▶ _Exercise input_
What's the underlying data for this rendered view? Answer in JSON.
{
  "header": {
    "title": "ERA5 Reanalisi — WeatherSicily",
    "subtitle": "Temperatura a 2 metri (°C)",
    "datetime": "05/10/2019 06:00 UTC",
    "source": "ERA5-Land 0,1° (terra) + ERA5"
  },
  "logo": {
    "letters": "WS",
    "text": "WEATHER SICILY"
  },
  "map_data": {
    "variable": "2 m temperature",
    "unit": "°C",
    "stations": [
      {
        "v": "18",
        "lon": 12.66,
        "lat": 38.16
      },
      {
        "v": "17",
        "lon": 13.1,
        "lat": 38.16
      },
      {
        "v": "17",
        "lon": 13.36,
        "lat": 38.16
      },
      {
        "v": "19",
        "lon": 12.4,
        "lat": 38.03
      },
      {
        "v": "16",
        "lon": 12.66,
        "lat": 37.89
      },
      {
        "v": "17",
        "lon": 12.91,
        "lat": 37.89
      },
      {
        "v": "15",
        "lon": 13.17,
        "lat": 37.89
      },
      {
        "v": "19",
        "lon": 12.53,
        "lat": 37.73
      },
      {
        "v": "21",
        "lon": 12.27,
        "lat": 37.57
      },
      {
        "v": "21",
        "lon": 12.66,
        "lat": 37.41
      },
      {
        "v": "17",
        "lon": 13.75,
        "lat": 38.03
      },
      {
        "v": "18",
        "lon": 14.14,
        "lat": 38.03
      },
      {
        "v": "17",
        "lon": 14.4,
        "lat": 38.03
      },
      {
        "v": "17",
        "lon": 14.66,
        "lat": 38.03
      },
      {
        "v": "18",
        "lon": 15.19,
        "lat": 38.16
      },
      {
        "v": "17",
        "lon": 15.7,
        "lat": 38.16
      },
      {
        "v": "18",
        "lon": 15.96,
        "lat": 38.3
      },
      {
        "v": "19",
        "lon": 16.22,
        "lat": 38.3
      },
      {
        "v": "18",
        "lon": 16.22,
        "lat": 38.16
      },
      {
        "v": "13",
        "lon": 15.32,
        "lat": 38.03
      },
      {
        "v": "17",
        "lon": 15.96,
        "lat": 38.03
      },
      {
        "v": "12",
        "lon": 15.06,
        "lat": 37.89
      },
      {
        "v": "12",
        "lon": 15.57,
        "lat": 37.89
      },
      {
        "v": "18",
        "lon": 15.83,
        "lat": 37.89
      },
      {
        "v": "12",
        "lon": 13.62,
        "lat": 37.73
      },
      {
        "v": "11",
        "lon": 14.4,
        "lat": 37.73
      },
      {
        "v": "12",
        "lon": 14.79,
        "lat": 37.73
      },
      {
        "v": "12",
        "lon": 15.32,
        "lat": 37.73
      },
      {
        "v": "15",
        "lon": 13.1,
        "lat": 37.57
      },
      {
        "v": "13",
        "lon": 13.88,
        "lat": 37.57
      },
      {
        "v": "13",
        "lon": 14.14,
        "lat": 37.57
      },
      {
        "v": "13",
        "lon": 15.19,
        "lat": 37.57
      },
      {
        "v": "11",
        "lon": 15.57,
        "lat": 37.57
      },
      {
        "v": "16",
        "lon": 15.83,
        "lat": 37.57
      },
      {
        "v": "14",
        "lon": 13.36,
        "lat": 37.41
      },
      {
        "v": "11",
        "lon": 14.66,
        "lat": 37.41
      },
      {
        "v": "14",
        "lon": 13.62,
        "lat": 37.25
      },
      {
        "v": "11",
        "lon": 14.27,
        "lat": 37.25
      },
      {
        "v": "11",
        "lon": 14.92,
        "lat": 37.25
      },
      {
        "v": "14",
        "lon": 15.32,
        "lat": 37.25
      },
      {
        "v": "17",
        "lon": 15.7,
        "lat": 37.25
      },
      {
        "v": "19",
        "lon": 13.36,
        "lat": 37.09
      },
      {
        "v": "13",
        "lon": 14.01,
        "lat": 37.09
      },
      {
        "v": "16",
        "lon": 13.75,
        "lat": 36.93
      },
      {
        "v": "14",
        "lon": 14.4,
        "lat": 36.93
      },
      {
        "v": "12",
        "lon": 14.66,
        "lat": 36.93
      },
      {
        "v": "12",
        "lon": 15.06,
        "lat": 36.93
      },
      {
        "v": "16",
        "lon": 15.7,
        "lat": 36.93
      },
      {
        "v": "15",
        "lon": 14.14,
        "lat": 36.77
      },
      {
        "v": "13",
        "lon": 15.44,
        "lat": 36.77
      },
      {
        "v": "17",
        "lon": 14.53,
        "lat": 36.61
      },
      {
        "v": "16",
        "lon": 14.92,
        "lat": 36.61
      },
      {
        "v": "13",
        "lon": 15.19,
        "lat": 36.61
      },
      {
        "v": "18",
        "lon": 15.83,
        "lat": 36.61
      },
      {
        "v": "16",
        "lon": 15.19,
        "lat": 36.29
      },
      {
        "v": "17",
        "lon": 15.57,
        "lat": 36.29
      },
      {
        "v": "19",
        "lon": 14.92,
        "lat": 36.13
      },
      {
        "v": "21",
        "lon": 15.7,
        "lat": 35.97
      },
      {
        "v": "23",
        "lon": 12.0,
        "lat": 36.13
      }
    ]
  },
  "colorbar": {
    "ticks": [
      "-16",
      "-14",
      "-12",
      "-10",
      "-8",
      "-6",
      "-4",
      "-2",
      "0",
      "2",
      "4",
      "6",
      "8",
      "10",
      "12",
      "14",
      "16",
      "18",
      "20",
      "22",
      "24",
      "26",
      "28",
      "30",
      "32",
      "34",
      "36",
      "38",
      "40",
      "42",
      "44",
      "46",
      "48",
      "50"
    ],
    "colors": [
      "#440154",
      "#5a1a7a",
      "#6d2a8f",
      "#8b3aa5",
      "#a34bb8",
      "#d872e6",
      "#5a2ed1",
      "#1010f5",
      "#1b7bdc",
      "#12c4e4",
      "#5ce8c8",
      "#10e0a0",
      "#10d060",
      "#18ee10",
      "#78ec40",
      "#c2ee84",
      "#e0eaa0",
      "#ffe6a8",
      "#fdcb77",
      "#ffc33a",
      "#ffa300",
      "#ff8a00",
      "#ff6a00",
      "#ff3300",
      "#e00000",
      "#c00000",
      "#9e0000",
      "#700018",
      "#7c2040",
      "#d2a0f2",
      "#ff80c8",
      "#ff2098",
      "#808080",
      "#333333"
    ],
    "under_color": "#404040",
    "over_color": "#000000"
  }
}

▶ _Given instruction_
Please repeat the listing exactly, with nothing left out.

▶ _Expected output_
What's the underlying data for this rendered view? Answer in JSON.
{
  "header": {
    "title": "ERA5 Reanalisi — WeatherSicily",
    "subtitle": "Temperatura a 2 metri (°C)",
    "datetime": "05/10/2019 06:00 UTC",
    "source": "ERA5-Land 0,1° (terra) + ERA5"
  },
  "logo": {
    "letters": "WS",
    "text": "WEATHER SICILY"
  },
  "map_data": {
    "variable": "2 m temperature",
    "unit": "°C",
    "stations": [
      {
        "v": "18",
        "lon": 12.66,
        "lat": 38.16
      },
      {
        "v": "17",
        "lon": 13.1,
        "lat": 38.16
      },
      {
        "v": "17",
        "lon": 13.36,
        "lat": 38.16
      },
      {
        "v": "19",
        "lon": 12.4,
        "lat": 38.03
      },
      {
        "v": "16",
        "lon": 12.66,
        "lat": 37.89
      },
      {
        "v": "17",
        "lon": 12.91,
        "lat": 37.89
      },
      {
        "v": "15",
        "lon": 13.17,
        "lat": 37.89
      },
      {
        "v": "19",
        "lon": 12.53,
        "lat": 37.73
      },
      {
        "v": "21",
        "lon": 12.27,
        "lat": 37.57
      },
      {
        "v": "21",
        "lon": 12.66,
        "lat": 37.41
      },
      {
        "v": "17",
        "lon": 13.75,
        "lat": 38.03
      },
      {
        "v": "18",
        "lon": 14.14,
        "lat": 38.03
      },
      {
        "v": "17",
        "lon": 14.4,
        "lat": 38.03
      },
      {
        "v": "17",
        "lon": 14.66,
        "lat": 38.03
      },
      {
        "v": "18",
        "lon": 15.19,
        "lat": 38.16
      },
      {
        "v": "17",
        "lon": 15.7,
        "lat": 38.16
      },
      {
        "v": "18",
        "lon": 15.96,
        "lat": 38.3
      },
      {
        "v": "19",
        "lon": 16.22,
        "lat": 38.3
      },
      {
        "v": "18",
        "lon": 16.22,
        "lat": 38.16
      },
      {
        "v": "13",
        "lon": 15.32,
        "lat": 38.03
      },
      {
        "v": "17",
        "lon": 15.96,
        "lat": 38.03
      },
      {
        "v": "12",
        "lon": 15.06,
        "lat": 37.89
      },
      {
        "v": "12",
        "lon": 15.57,
        "lat": 37.89
      },
      {
        "v": "18",
        "lon": 15.83,
        "lat": 37.89
      },
      {
        "v": "12",
        "lon": 13.62,
        "lat": 37.73
      },
      {
        "v": "11",
        "lon": 14.4,
        "lat": 37.73
      },
      {
        "v": "12",
        "lon": 14.79,
        "lat": 37.73
      },
      {
        "v": "12",
        "lon": 15.32,
        "lat": 37.73
      },
      {
        "v": "15",
        "lon": 13.1,
        "lat": 37.57
      },
      {
        "v": "13",
        "lon": 13.88,
        "lat": 37.57
      },
      {
        "v": "13",
        "lon": 14.14,
        "lat": 37.57
      },
      {
        "v": "13",
        "lon": 15.19,
        "lat": 37.57
      },
      {
        "v": "11",
        "lon": 15.57,
        "lat": 37.57
      },
      {
        "v": "16",
        "lon": 15.83,
        "lat": 37.57
      },
      {
        "v": "14",
        "lon": 13.36,
        "lat": 37.41
      },
      {
        "v": "11",
        "lon": 14.66,
        "lat": 37.41
      },
      {
        "v": "14",
        "lon": 13.62,
        "lat": 37.25
      },
      {
        "v": "11",
        "lon": 14.27,
        "lat": 37.25
      },
      {
        "v": "11",
        "lon": 14.92,
        "lat": 37.25
      },
      {
        "v": "14",
        "lon": 15.32,
        "lat": 37.25
      },
      {
        "v": "17",
        "lon": 15.7,
        "lat": 37.25
      },
      {
        "v": "19",
        "lon": 13.36,
        "lat": 37.09
      },
      {
        "v": "13",
        "lon": 14.01,
        "lat": 37.09
      },
      {
        "v": "16",
        "lon": 13.75,
        "lat": 36.93
      },
      {
        "v": "14",
        "lon": 14.4,
        "lat": 36.93
      },
      {
        "v": "12",
        "lon": 14.66,
        "lat": 36.93
      },
      {
        "v": "12",
        "lon": 15.06,
        "lat": 36.93
      },
      {
        "v": "16",
        "lon": 15.7,
        "lat": 36.93
      },
      {
        "v": "15",
        "lon": 14.14,
        "lat": 36.77
      },
      {
        "v": "13",
        "lon": 15.44,
        "lat": 36.77
      },
      {
        "v": "17",
        "lon": 14.53,
        "lat": 36.61
      },
      {
        "v": "16",
        "lon": 14.92,
        "lat": 36.61
      },
      {
        "v": "13",
        "lon": 15.19,
        "lat": 36.61
      },
      {
        "v": "18",
        "lon": 15.83,
        "lat": 36.61
      },
      {
        "v": "16",
        "lon": 15.19,
        "lat": 36.29
      },
      {
        "v": "17",
        "lon": 15.57,
        "lat": 36.29
      },
      {
        "v": "19",
        "lon": 14.92,
        "lat": 36.13
      },
      {
        "v": "21",
        "lon": 15.7,
        "lat": 35.97
      },
      {
        "v": "23",
        "lon": 12.0,
        "lat": 36.13
      }
    ]
  },
  "colorbar": {
    "ticks": [
      "-16",
      "-14",
      "-12",
      "-10",
      "-8",
      "-6",
      "-4",
      "-2",
      "0",
      "2",
      "4",
      "6",
      "8",
      "10",
      "12",
      "14",
      "16",
      "18",
      "20",
      "22",
      "24",
      "26",
      "28",
      "30",
      "32",
      "34",
      "36",
      "38",
      "40",
      "42",
      "44",
      "46",
      "48",
      "50"
    ],
    "colors": [
      "#440154",
      "#5a1a7a",
      "#6d2a8f",
      "#8b3aa5",
      "#a34bb8",
      "#d872e6",
      "#5a2ed1",
      "#1010f5",
      "#1b7bdc",
      "#12c4e4",
      "#5ce8c8",
      "#10e0a0",
      "#10d060",
      "#18ee10",
      "#78ec40",
      "#c2ee84",
      "#e0eaa0",
      "#ffe6a8",
      "#fdcb77",
      "#ffc33a",
      "#ffa300",
      "#ff8a00",
      "#ff6a00",
      "#ff3300",
      "#e00000",
      "#c00000",
      "#9e0000",
      "#700018",
      "#7c2040",
      "#d2a0f2",
      "#ff80c8",
      "#ff2098",
      "#808080",
      "#333333"
    ],
    "under_color": "#404040",
    "over_color": "#000000"
  }
}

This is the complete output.